- **Exercise instructions**
Produce an exact copy of all the data below, dropping every image.

- **Input material**
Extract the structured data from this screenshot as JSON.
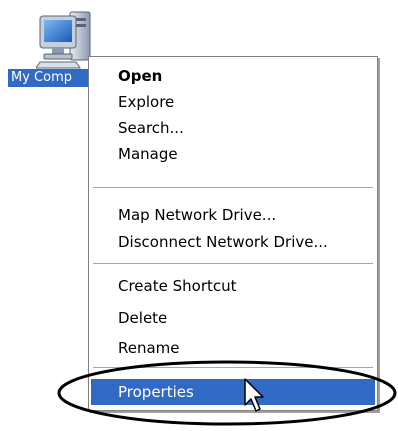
{
  "desktop": {
    "icon_name": "computer-icon",
    "icon_label": "My Comp"
  },
  "context_menu": {
    "items": [
      {
        "label": "Open",
        "bold": true
      },
      {
        "label": "Explore"
      },
      {
        "label": "Search..."
      },
      {
        "label": "Manage"
      },
      {
        "label": "Map Network Drive..."
      },
      {
        "label": "Disconnect Network Drive..."
      },
      {
        "label": "Create Shortcut"
      },
      {
        "label": "Delete"
      },
      {
        "label": "Rename"
      },
      {
        "label": "Properties",
        "selected": true
      }
    ]
  },
  "colors": {
    "selection": "#316ac5",
    "menu_border": "#808080",
    "separator": "#aca899",
    "highlight_ellipse": "#000000"
  }
}
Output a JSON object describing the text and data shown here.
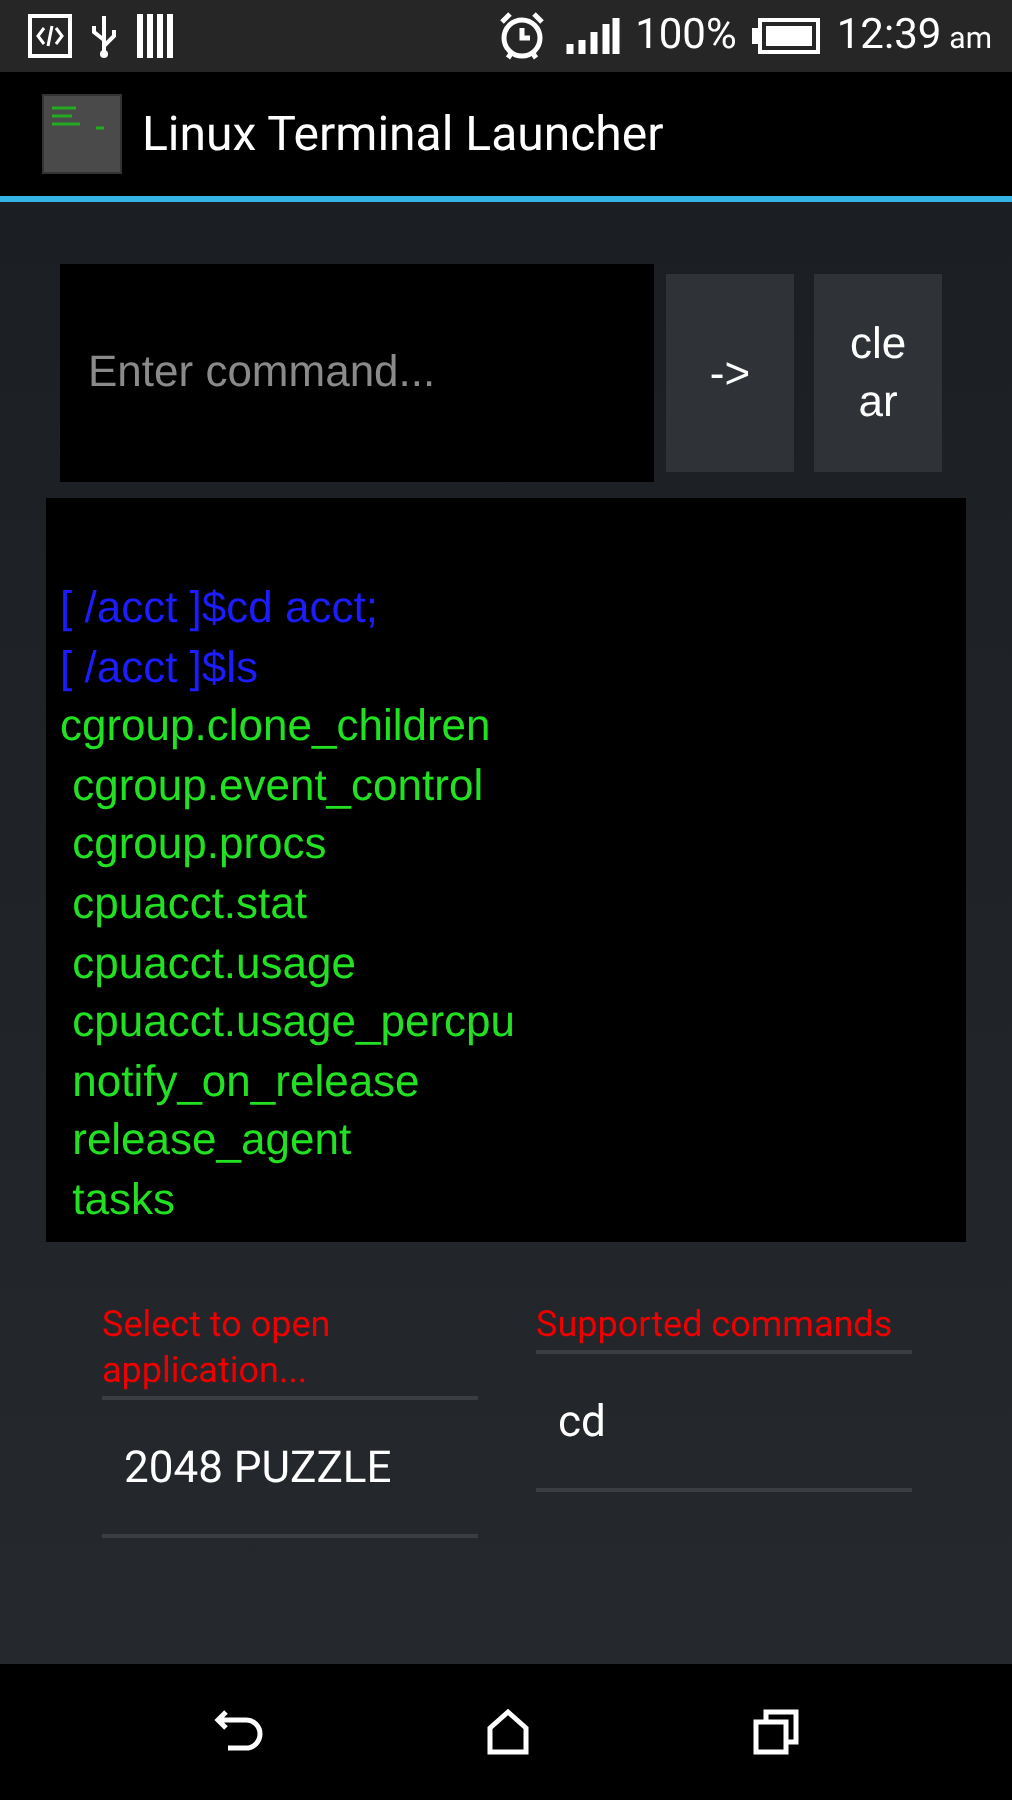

- **Solution below**
Extract the structured data from this screenshot as JSON.
{
  "desktop": {
    "icon_name": "computer-icon",
    "icon_label": "My Comp"
  },
  "context_menu": {
    "items": [
      {
        "label": "Open",
        "bold": true
      },
      {
        "label": "Explore"
      },
      {
        "label": "Search..."
      },
      {
        "label": "Manage"
      },
      {
        "label": "Map Network Drive..."
      },
      {
        "label": "Disconnect Network Drive..."
      },
      {
        "label": "Create Shortcut"
      },
      {
        "label": "Delete"
      },
      {
        "label": "Rename"
      },
      {
        "label": "Properties",
        "selected": true
      }
    ]
  },
  "colors": {
    "selection": "#316ac5",
    "menu_border": "#808080",
    "separator": "#aca899",
    "highlight_ellipse": "#000000"
  }
}
Output a JSON object describing the text and data shown here.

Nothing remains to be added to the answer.